**What is expected:** Pictures do not belong in the copy; restate the records below word for word.

------------------------------

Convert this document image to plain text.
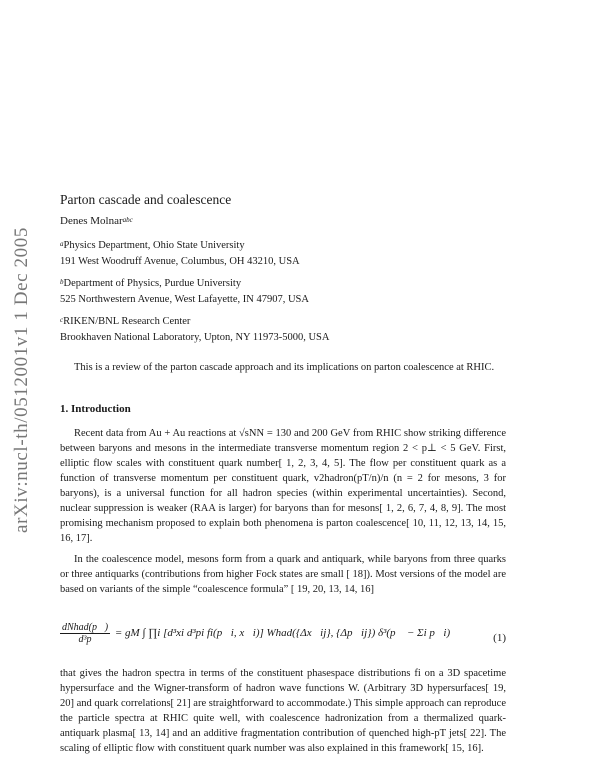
arXiv:nucl-th/0512001v1 1 Dec 2005
Parton cascade and coalescence
Denes Molnar$^{abc}$
$^a$Physics Department, Ohio State University
191 West Woodruff Avenue, Columbus, OH 43210, USA
$^b$Department of Physics, Purdue University
525 Northwestern Avenue, West Lafayette, IN 47907, USA
$^c$RIKEN/BNL Research Center
Brookhaven National Laboratory, Upton, NY 11973-5000, USA
This is a review of the parton cascade approach and its implications on parton coalescence at RHIC.
1. Introduction
Recent data from Au + Au reactions at √sNN = 130 and 200 GeV from RHIC show striking difference between baryons and mesons in the intermediate transverse momentum region 2 < p⊥ < 5 GeV. First, elliptic flow scales with constituent quark number[ 1, 2, 3, 4, 5]. The flow per constituent quark as a function of transverse momentum per constituent quark, v2hadron(pT/n)/n (n = 2 for mesons, 3 for baryons), is a universal function for all hadron species (within experimental uncertainties). Second, nuclear suppression is weaker (RAA is larger) for baryons than for mesons[ 1, 2, 6, 7, 4, 8, 9]. The most promising mechanism proposed to explain both phenomena is parton coalescence[ 10, 11, 12, 13, 14, 15, 16, 17].
In the coalescence model, mesons form from a quark and antiquark, while baryons from three quarks or three antiquarks (contributions from higher Fock states are small [ 18]). Most versions of the model are based on variants of the simple “coalescence formula” [ 19, 20, 13, 14, 16]
$\frac{\text{dNhad(p⃗)}}{\text{d³p}}$ = gM ∫ ∏i [d³xi d³pi fi(p⃗i, x⃗i)] Whad({Δx⃗ij}, {Δp⃗ij}) δ³(p⃗ − Σi p⃗i)	(1)
that gives the hadron spectra in terms of the constituent phasespace distributions fi on a 3D spacetime hypersurface and the Wigner-transform of hadron wave functions W. (Arbitrary 3D hypersurfaces[ 19, 20] and quark correlations[ 21] are straightforward to accommodate.) This simple approach can reproduce the particle spectra at RHIC quite well, with coalescence hadronization from a thermalized quark-antiquark plasma[ 13, 14] and an additive fragmentation contribution of quenched high-pT jets[ 22]. The scaling of elliptic flow with constituent quark number was also explained in this framework[ 15, 16].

------------------------------

**Exercise output:**
Convert this document image to plain text.
arXiv:nucl-th/0512001v1 1 Dec 2005
Parton cascade and coalescence
Denes Molnar$^{abc}$
$^a$Physics Department, Ohio State University
191 West Woodruff Avenue, Columbus, OH 43210, USA
$^b$Department of Physics, Purdue University
525 Northwestern Avenue, West Lafayette, IN 47907, USA
$^c$RIKEN/BNL Research Center
Brookhaven National Laboratory, Upton, NY 11973-5000, USA
This is a review of the parton cascade approach and its implications on parton coalescence at RHIC.
1. Introduction
Recent data from Au + Au reactions at √sNN = 130 and 200 GeV from RHIC show striking difference between baryons and mesons in the intermediate transverse momentum region 2 < p⊥ < 5 GeV. First, elliptic flow scales with constituent quark number[ 1, 2, 3, 4, 5]. The flow per constituent quark as a function of transverse momentum per constituent quark, v2hadron(pT/n)/n (n = 2 for mesons, 3 for baryons), is a universal function for all hadron species (within experimental uncertainties). Second, nuclear suppression is weaker (RAA is larger) for baryons than for mesons[ 1, 2, 6, 7, 4, 8, 9]. The most promising mechanism proposed to explain both phenomena is parton coalescence[ 10, 11, 12, 13, 14, 15, 16, 17].
In the coalescence model, mesons form from a quark and antiquark, while baryons from three quarks or three antiquarks (contributions from higher Fock states are small [ 18]). Most versions of the model are based on variants of the simple “coalescence formula” [ 19, 20, 13, 14, 16]
$\frac{\text{dNhad(p⃗)}}{\text{d³p}}$ = gM ∫ ∏i [d³xi d³pi fi(p⃗i, x⃗i)] Whad({Δx⃗ij}, {Δp⃗ij}) δ³(p⃗ − Σi p⃗i)	(1)
that gives the hadron spectra in terms of the constituent phasespace distributions fi on a 3D spacetime hypersurface and the Wigner-transform of hadron wave functions W. (Arbitrary 3D hypersurfaces[ 19, 20] and quark correlations[ 21] are straightforward to accommodate.) This simple approach can reproduce the particle spectra at RHIC quite well, with coalescence hadronization from a thermalized quark-antiquark plasma[ 13, 14] and an additive fragmentation contribution of quenched high-pT jets[ 22]. The scaling of elliptic flow with constituent quark number was also explained in this framework[ 15, 16].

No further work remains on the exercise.